## begin

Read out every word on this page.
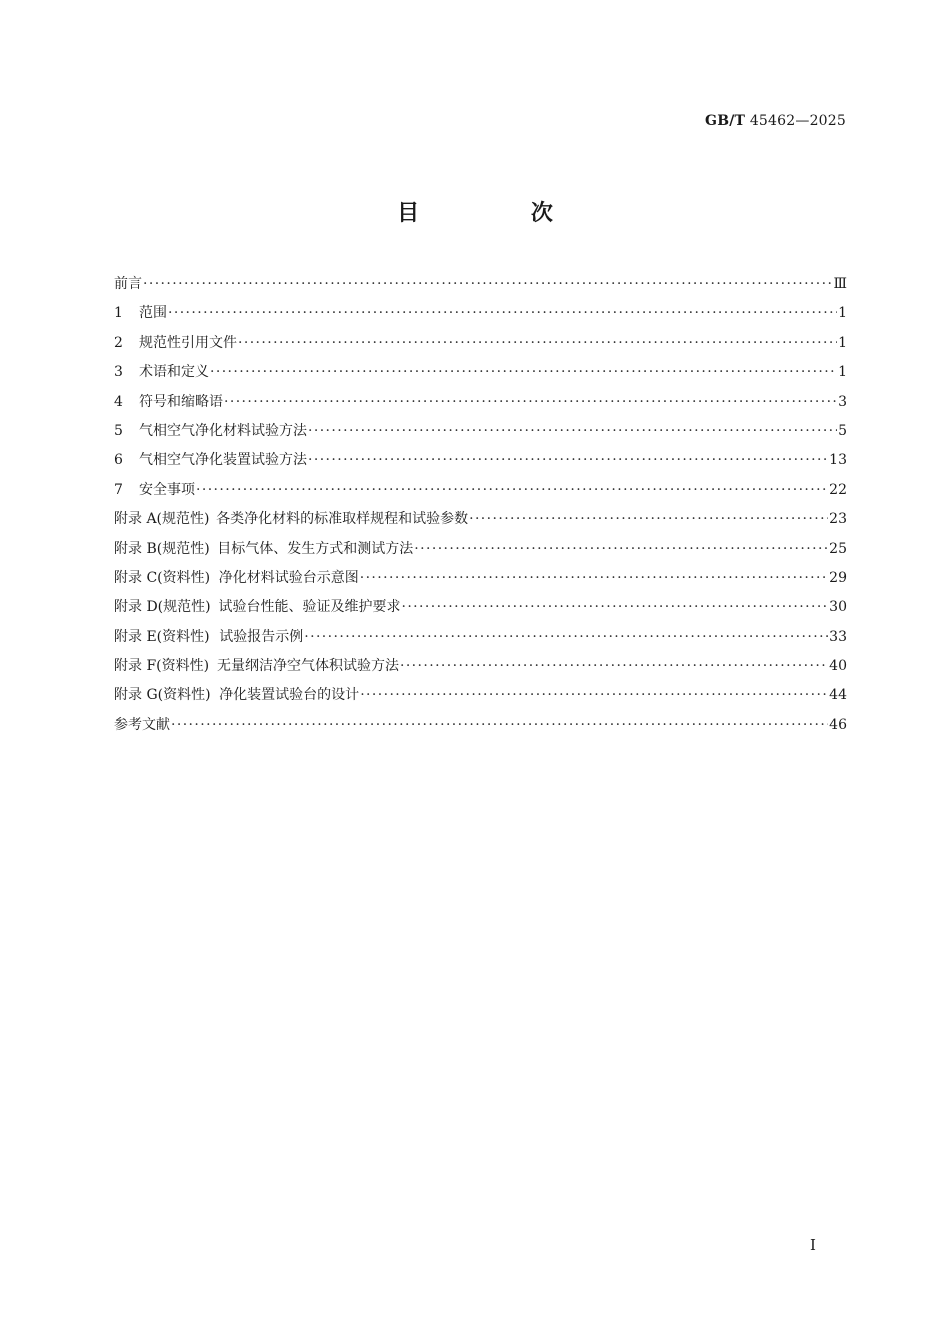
GB/T 45462—2025
目 次
前言 ·····	Ⅲ
1	范围 ·····	1
2	规范性引用文件 ·····	1
3	术语和定义 ·····	1
4	符号和缩略语 ·····	3
5	气相空气净化材料试验方法 ·····	5
6	气相空气净化装置试验方法 ·····	13
7	安全事项 ·····	22
附录 A(规范性) 各类净化材料的标准取样规程和试验参数 ·····	23
附录 B(规范性) 目标气体、发生方式和测试方法 ·····	25
附录 C(资料性) 净化材料试验台示意图 ·····	29
附录 D(规范性) 试验台性能、验证及维护要求 ·····	30
附录 E(资料性) 试验报告示例 ·····	33
附录 F(资料性) 无量纲洁净空气体积试验方法 ·····	40
附录 G(资料性) 净化装置试验台的设计 ·····	44
参考文献 ·····	46
I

## end

- **STATED EXERCISE**
Retype all entries exactly as they appear, dropping the images.

- **THE ANSWER**
Read out every word on this page.
GB/T 45462—2025
目 次
前言 ·····	Ⅲ
1	范围 ·····	1
2	规范性引用文件 ·····	1
3	术语和定义 ·····	1
4	符号和缩略语 ·····	3
5	气相空气净化材料试验方法 ·····	5
6	气相空气净化装置试验方法 ·····	13
7	安全事项 ·····	22
附录 A(规范性) 各类净化材料的标准取样规程和试验参数 ·····	23
附录 B(规范性) 目标气体、发生方式和测试方法 ·····	25
附录 C(资料性) 净化材料试验台示意图 ·····	29
附录 D(规范性) 试验台性能、验证及维护要求 ·····	30
附录 E(资料性) 试验报告示例 ·····	33
附录 F(资料性) 无量纲洁净空气体积试验方法 ·····	40
附录 G(资料性) 净化装置试验台的设计 ·····	44
参考文献 ·····	46
I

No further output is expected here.